──────── Extracted information ────────
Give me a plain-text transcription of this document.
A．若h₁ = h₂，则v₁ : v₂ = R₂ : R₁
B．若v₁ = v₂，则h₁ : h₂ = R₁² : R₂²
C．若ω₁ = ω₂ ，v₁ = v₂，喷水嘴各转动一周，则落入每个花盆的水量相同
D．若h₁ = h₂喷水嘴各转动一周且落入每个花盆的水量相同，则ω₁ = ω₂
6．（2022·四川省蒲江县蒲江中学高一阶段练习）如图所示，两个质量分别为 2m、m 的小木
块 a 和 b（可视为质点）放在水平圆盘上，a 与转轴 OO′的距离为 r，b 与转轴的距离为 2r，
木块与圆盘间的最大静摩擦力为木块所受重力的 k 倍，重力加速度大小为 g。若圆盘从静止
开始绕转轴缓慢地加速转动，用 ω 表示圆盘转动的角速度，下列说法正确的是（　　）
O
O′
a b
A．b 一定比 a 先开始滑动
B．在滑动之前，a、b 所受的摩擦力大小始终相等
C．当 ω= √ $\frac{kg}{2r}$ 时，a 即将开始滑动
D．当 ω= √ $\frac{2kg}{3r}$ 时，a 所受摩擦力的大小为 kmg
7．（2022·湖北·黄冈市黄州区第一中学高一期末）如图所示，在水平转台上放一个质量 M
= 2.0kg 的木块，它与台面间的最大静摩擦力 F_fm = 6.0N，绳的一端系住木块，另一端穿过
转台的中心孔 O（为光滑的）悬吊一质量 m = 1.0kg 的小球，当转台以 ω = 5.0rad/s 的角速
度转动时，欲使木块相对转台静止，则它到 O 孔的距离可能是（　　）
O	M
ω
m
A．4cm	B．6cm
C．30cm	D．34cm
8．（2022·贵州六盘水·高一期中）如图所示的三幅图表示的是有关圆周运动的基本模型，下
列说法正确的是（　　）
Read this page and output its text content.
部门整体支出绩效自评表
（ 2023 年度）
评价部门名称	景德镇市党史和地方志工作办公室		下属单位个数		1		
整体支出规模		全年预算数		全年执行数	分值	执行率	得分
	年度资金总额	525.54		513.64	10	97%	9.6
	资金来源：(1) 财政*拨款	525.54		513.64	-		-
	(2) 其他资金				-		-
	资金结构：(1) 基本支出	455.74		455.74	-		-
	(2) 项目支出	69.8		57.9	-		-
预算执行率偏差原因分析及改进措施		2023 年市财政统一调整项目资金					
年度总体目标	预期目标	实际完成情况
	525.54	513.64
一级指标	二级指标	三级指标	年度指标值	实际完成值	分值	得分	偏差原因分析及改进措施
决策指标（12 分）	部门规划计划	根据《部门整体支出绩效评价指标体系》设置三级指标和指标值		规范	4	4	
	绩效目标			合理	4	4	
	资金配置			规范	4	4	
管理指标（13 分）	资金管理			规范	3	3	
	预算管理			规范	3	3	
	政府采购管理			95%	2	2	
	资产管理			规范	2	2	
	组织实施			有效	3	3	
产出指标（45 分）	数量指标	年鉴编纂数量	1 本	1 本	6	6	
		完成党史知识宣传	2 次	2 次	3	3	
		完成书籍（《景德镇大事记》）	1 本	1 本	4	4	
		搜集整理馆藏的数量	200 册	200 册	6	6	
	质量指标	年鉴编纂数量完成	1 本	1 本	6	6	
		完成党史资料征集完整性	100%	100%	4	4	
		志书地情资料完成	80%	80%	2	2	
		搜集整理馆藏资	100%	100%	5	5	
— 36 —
────────
Repeat every record exactly as written, please.

◆ **Solution for this task**:
Give me a plain-text transcription of this document.
A．若h₁ = h₂，则v₁ : v₂ = R₂ : R₁
B．若v₁ = v₂，则h₁ : h₂ = R₁² : R₂²
C．若ω₁ = ω₂ ，v₁ = v₂，喷水嘴各转动一周，则落入每个花盆的水量相同
D．若h₁ = h₂喷水嘴各转动一周且落入每个花盆的水量相同，则ω₁ = ω₂
6．（2022·四川省蒲江县蒲江中学高一阶段练习）如图所示，两个质量分别为 2m、m 的小木
块 a 和 b（可视为质点）放在水平圆盘上，a 与转轴 OO′的距离为 r，b 与转轴的距离为 2r，
木块与圆盘间的最大静摩擦力为木块所受重力的 k 倍，重力加速度大小为 g。若圆盘从静止
开始绕转轴缓慢地加速转动，用 ω 表示圆盘转动的角速度，下列说法正确的是（　　）
O
O′
a b
A．b 一定比 a 先开始滑动
B．在滑动之前，a、b 所受的摩擦力大小始终相等
C．当 ω= √ $\frac{kg}{2r}$ 时，a 即将开始滑动
D．当 ω= √ $\frac{2kg}{3r}$ 时，a 所受摩擦力的大小为 kmg
7．（2022·湖北·黄冈市黄州区第一中学高一期末）如图所示，在水平转台上放一个质量 M
= 2.0kg 的木块，它与台面间的最大静摩擦力 F_fm = 6.0N，绳的一端系住木块，另一端穿过
转台的中心孔 O（为光滑的）悬吊一质量 m = 1.0kg 的小球，当转台以 ω = 5.0rad/s 的角速
度转动时，欲使木块相对转台静止，则它到 O 孔的距离可能是（　　）
O	M
ω
m
A．4cm	B．6cm
C．30cm	D．34cm
8．（2022·贵州六盘水·高一期中）如图所示的三幅图表示的是有关圆周运动的基本模型，下
列说法正确的是（　　）
Read this page and output its text content.
部门整体支出绩效自评表
（ 2023 年度）
评价部门名称	景德镇市党史和地方志工作办公室		下属单位个数		1		
整体支出规模		全年预算数		全年执行数	分值	执行率	得分
	年度资金总额	525.54		513.64	10	97%	9.6
	资金来源：(1) 财政*拨款	525.54		513.64	-		-
	(2) 其他资金				-		-
	资金结构：(1) 基本支出	455.74		455.74	-		-
	(2) 项目支出	69.8		57.9	-		-
预算执行率偏差原因分析及改进措施		2023 年市财政统一调整项目资金					
年度总体目标	预期目标	实际完成情况
	525.54	513.64
一级指标	二级指标	三级指标	年度指标值	实际完成值	分值	得分	偏差原因分析及改进措施
决策指标（12 分）	部门规划计划	根据《部门整体支出绩效评价指标体系》设置三级指标和指标值		规范	4	4	
	绩效目标			合理	4	4	
	资金配置			规范	4	4	
管理指标（13 分）	资金管理			规范	3	3	
	预算管理			规范	3	3	
	政府采购管理			95%	2	2	
	资产管理			规范	2	2	
	组织实施			有效	3	3	
产出指标（45 分）	数量指标	年鉴编纂数量	1 本	1 本	6	6	
		完成党史知识宣传	2 次	2 次	3	3	
		完成书籍（《景德镇大事记》）	1 本	1 本	4	4	
		搜集整理馆藏的数量	200 册	200 册	6	6	
	质量指标	年鉴编纂数量完成	1 本	1 本	6	6	
		完成党史资料征集完整性	100%	100%	4	4	
		志书地情资料完成	80%	80%	2	2	
		搜集整理馆藏资	100%	100%	5	5	
— 36 —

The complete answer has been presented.